> [WHAT TO PRODUCE]:
Quote the data below in full, minus the images.

···

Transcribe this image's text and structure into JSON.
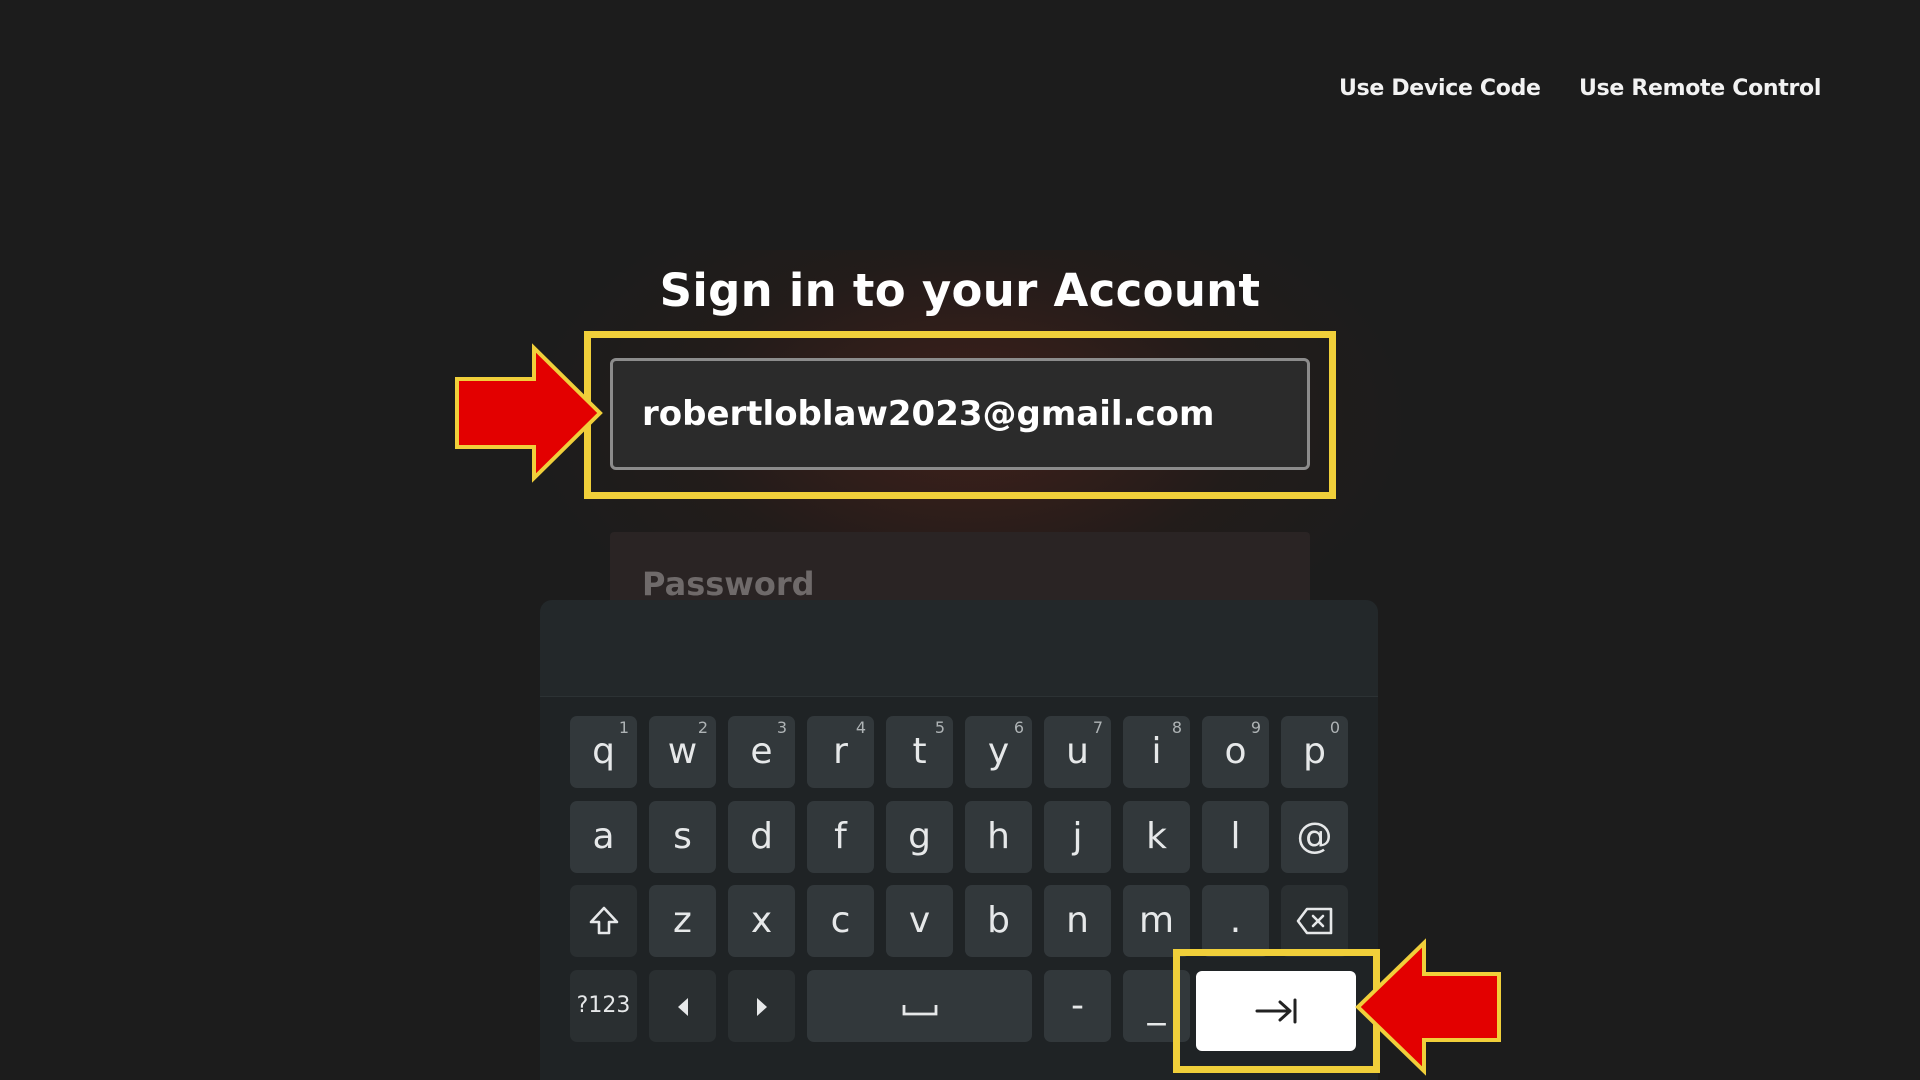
{
  "header": {
    "device_code_link": "Use Device Code",
    "remote_control_link": "Use Remote Control"
  },
  "title": "Sign in to your Account",
  "form": {
    "email_value": "robertloblaw2023@gmail.com",
    "password_placeholder": "Password"
  },
  "keyboard": {
    "row1": [
      {
        "key": "q",
        "alt": "1"
      },
      {
        "key": "w",
        "alt": "2"
      },
      {
        "key": "e",
        "alt": "3"
      },
      {
        "key": "r",
        "alt": "4"
      },
      {
        "key": "t",
        "alt": "5"
      },
      {
        "key": "y",
        "alt": "6"
      },
      {
        "key": "u",
        "alt": "7"
      },
      {
        "key": "i",
        "alt": "8"
      },
      {
        "key": "o",
        "alt": "9"
      },
      {
        "key": "p",
        "alt": "0"
      }
    ],
    "row2": [
      "a",
      "s",
      "d",
      "f",
      "g",
      "h",
      "j",
      "k",
      "l",
      "@"
    ],
    "row3": [
      "z",
      "x",
      "c",
      "v",
      "b",
      "n",
      "m",
      "."
    ],
    "symbols_label": "?123",
    "dash": "-",
    "underscore": "_"
  },
  "colors": {
    "highlight": "#f0cf3a",
    "arrow": "#e30000",
    "background": "#1c1c1c",
    "key": "#32383b"
  }
}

···

> [COMPLETED EXERCISE]:
Transcribe this image's text and structure into JSON.
{
  "header": {
    "device_code_link": "Use Device Code",
    "remote_control_link": "Use Remote Control"
  },
  "title": "Sign in to your Account",
  "form": {
    "email_value": "robertloblaw2023@gmail.com",
    "password_placeholder": "Password"
  },
  "keyboard": {
    "row1": [
      {
        "key": "q",
        "alt": "1"
      },
      {
        "key": "w",
        "alt": "2"
      },
      {
        "key": "e",
        "alt": "3"
      },
      {
        "key": "r",
        "alt": "4"
      },
      {
        "key": "t",
        "alt": "5"
      },
      {
        "key": "y",
        "alt": "6"
      },
      {
        "key": "u",
        "alt": "7"
      },
      {
        "key": "i",
        "alt": "8"
      },
      {
        "key": "o",
        "alt": "9"
      },
      {
        "key": "p",
        "alt": "0"
      }
    ],
    "row2": [
      "a",
      "s",
      "d",
      "f",
      "g",
      "h",
      "j",
      "k",
      "l",
      "@"
    ],
    "row3": [
      "z",
      "x",
      "c",
      "v",
      "b",
      "n",
      "m",
      "."
    ],
    "symbols_label": "?123",
    "dash": "-",
    "underscore": "_"
  },
  "colors": {
    "highlight": "#f0cf3a",
    "arrow": "#e30000",
    "background": "#1c1c1c",
    "key": "#32383b"
  }
}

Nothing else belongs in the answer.